_Source_:
2. :code:`save_persistables` this method will not save model, it will save all the persistable variables in the program.
3. :code:`save_params` this method will not save model, it will save all the parameters in the program.
4. :code:`save_vars` this method will not save model, it will save the given parameter by user.
:code:`save_persistables` this method is useful for increment training or checkpoint training, it can save persistable variables in program comprehensively, such as parameter variables, optimizer variables, if you need increment training or checkpoint training, please choose this one.
:code:`save_inference_model` this method is useful for inference, it will save persistable variables and pruned program, if you need program and variables for follow-up high performance inference, please choose this one.
:code:`save_vars 和 save_params` there methods are only needed in particular cases, we suppose you already know the purpose of there APIs, there are not recommended for use normally.
Save the model to make prediction for new samples
===================================================
If we save the model to make prediction for new samples, just saving the model parameters will be sufficient. We can use the :code:`fluid.io.save_params()` interface to save model parameters.
For example:
.. code-block:: python
import paddle.fluid as fluid
exe = fluid.Executor(fluid.CPUPlace())
param_path = "./my_paddle_model"
prog = fluid.default_main_program()
fluid.io.save_params(executor=exe, dirname=param_path, main_program=None)
In the example above, by calling the :code:`fluid.io.save_params` function, PaddlePaddle Fluid scans all model variables in the default :code:`fluid.Program` , i.e. :code:`prog` and picks out all model parameters. All these model parameters are saved to the specified :code:`param_path` .
How to load model variables
#############################
Corresponding to saving of model variables, we provide two sets of APIs to load the model parameters and the persistable variables of model.

_Challenges_:
1. Rewrite the part of the model-saving guide from "In the example" to "variables of model.", replacing "PaddlePaddle Fluid" with "the framework".
2. Extend the guide on saving and loading model variables beyond its last sentence.
The listing comes from a different source than the text.

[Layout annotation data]
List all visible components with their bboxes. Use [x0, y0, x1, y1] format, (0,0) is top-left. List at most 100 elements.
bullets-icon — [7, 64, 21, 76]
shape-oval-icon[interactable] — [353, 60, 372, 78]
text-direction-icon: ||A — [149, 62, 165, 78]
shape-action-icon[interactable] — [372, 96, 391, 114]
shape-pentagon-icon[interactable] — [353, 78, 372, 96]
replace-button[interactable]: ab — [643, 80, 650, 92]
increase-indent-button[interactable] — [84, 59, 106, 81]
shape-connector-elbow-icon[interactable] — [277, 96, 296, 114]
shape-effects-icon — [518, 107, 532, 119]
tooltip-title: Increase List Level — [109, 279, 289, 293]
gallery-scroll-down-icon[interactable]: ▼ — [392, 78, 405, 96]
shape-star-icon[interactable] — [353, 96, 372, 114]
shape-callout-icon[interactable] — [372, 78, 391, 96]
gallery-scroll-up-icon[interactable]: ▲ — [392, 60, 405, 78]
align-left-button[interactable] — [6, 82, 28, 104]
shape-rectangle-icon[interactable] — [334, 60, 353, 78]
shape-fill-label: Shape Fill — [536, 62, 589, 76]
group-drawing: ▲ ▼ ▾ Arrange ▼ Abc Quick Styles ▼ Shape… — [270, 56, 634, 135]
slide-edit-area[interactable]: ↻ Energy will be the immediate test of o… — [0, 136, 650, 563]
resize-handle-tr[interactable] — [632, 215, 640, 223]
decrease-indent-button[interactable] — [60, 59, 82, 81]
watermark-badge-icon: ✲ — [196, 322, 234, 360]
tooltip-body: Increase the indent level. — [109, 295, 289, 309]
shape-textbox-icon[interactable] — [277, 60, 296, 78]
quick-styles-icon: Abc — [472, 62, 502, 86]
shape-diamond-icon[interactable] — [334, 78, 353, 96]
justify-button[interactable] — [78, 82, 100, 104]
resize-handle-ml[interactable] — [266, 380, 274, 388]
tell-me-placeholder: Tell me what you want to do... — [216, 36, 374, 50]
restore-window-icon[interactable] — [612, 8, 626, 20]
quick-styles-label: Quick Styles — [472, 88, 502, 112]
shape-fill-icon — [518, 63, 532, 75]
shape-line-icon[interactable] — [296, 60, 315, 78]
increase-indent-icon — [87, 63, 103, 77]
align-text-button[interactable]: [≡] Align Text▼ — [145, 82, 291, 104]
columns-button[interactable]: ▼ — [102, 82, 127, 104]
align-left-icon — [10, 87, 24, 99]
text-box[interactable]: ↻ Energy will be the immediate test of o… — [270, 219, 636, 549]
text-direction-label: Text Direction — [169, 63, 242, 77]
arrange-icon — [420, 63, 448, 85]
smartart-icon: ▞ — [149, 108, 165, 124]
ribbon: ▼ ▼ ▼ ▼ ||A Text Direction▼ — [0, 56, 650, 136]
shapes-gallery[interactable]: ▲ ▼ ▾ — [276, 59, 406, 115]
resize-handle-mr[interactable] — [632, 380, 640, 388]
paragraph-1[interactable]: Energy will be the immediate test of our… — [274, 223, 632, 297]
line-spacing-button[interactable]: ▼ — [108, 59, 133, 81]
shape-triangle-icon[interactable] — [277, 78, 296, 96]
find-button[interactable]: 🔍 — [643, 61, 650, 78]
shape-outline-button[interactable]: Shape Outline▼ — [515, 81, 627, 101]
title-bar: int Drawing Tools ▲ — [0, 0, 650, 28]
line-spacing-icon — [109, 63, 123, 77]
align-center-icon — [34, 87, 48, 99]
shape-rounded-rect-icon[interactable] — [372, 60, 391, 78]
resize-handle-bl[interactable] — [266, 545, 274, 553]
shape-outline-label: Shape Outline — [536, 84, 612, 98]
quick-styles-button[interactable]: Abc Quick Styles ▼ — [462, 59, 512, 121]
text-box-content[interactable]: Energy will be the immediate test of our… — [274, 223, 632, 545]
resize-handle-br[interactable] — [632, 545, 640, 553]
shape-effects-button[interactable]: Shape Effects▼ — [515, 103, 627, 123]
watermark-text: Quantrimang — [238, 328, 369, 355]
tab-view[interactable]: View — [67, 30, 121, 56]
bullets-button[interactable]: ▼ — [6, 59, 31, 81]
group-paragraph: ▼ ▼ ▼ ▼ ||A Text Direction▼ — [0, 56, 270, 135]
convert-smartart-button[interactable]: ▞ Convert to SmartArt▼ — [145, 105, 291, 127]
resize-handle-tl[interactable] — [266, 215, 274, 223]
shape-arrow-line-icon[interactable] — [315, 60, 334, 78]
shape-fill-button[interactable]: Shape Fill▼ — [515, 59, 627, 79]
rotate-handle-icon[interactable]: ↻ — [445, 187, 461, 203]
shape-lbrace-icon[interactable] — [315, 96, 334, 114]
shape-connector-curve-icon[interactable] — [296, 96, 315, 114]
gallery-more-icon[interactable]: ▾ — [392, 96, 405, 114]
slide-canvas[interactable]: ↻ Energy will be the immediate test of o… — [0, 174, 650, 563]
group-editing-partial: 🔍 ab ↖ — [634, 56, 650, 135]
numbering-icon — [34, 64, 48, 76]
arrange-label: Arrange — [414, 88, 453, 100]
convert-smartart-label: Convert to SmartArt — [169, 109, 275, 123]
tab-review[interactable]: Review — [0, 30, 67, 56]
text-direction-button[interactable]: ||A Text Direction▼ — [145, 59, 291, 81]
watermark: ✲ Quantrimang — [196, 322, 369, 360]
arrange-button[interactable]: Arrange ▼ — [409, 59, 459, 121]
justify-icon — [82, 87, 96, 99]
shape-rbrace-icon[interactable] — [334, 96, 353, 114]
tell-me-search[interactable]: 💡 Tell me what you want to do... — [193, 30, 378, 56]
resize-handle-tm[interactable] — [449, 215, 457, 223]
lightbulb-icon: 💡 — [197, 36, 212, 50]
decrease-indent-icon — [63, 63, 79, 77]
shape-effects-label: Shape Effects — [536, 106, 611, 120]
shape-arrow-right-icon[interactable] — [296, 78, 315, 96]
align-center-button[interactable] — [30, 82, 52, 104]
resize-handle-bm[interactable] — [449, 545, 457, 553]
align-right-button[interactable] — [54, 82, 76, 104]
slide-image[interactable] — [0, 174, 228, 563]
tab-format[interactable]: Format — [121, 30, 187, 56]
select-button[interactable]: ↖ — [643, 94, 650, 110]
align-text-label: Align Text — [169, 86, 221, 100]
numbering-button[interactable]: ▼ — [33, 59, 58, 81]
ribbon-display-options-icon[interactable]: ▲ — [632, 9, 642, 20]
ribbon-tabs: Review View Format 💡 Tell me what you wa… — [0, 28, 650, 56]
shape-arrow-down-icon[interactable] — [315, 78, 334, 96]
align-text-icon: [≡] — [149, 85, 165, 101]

--

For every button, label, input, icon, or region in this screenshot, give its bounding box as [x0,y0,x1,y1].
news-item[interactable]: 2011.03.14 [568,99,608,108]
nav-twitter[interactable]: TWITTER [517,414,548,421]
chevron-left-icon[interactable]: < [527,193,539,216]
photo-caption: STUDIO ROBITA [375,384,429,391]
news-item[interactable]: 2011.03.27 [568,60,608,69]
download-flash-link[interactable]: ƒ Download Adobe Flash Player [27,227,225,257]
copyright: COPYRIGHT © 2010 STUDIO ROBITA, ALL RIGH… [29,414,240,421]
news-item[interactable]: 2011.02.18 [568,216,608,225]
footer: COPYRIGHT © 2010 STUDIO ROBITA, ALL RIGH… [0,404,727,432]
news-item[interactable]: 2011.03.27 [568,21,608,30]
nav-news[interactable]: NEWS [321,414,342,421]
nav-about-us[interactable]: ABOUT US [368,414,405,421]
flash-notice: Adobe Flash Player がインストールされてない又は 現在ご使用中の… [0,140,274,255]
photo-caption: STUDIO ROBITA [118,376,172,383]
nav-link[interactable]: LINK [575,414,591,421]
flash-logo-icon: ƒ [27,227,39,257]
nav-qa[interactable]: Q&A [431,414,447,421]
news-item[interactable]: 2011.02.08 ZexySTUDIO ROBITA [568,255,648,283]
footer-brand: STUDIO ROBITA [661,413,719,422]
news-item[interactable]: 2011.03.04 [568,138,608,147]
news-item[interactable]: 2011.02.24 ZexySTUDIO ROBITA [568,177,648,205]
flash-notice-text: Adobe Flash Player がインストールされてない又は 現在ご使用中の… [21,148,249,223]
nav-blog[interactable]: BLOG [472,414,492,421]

_Results of the tasks_:
1.
In the example above, by calling the :code:`fluid.io.save_params` function, the framework scans all model variables in the default :code:`fluid.Program` , i.e. :code:`prog` and picks out all model parameters. All these model parameters are saved to the specified :code:`param_path` .
How to load model variables
#############################
Corresponding to saving of model variables, we provide two sets of APIs to load the model parameters and the persistable variables of model.

2.
Load model to make predictions for new samples
================================================
For models saved with :code:`fluid.io.save_params` , you can load them with :code:`fluid.io.load_params`.
For example:
.. code-block:: python
import paddle.fluid as fluid
exe = fluid.Executor(fluid.CPUPlace())
param_path = "./my_paddle_model"
prog = fluid.default_main_program()
fluid.io.load_params(executor=exe, dirname=param_path,
main_program=prog)
In the above example, by calling the :code:`fluid.io.load_params` function, PaddlePaddle Fluid will scan all the model variables in :code:`prog`, filter out all the model parameters, and try to load them from :code:`param_path` .
It is important to note that the :code:`prog` here must be exactly the same as the forward part of the :code:`prog` used when calling :code:`fluid.io.save_params` and cannot contain any operations of parameter updates. If there is an inconsistency between the two, it may cause some variables not to be loaded correctly; if the parameter update operation is incorrectly included, it may cause the parameters to be changed during normal prediction. The relationship between these two :code:`fluid.Program` is similar to the relationship between training :code:`fluid.Program` and test :code:`fluid.Program`, see: :ref:`user_guide_test_while_training_en` .
In addition, special care must be taken that :code:`fluid.default_startup_program()` **must** be run before calling :code:`fluid.io.load_params` . If you run it later, it may overwrite the loaded model parameters and cause an error.
Prediction of the used models and parameters saving
#######################################################
The inference engine provides two interfaces : prediction model saving :code:`fluid.io.save_inference_model` and the prediction model loading :code:`fluid.io.load_inference_model`.
- :code:`fluid.io.save_inference_model`: Please refer to :ref:`api_guide_inference` .
- :code:`fluid.io.load_inference_model`: Please refer to :ref:`api_guide_inference` .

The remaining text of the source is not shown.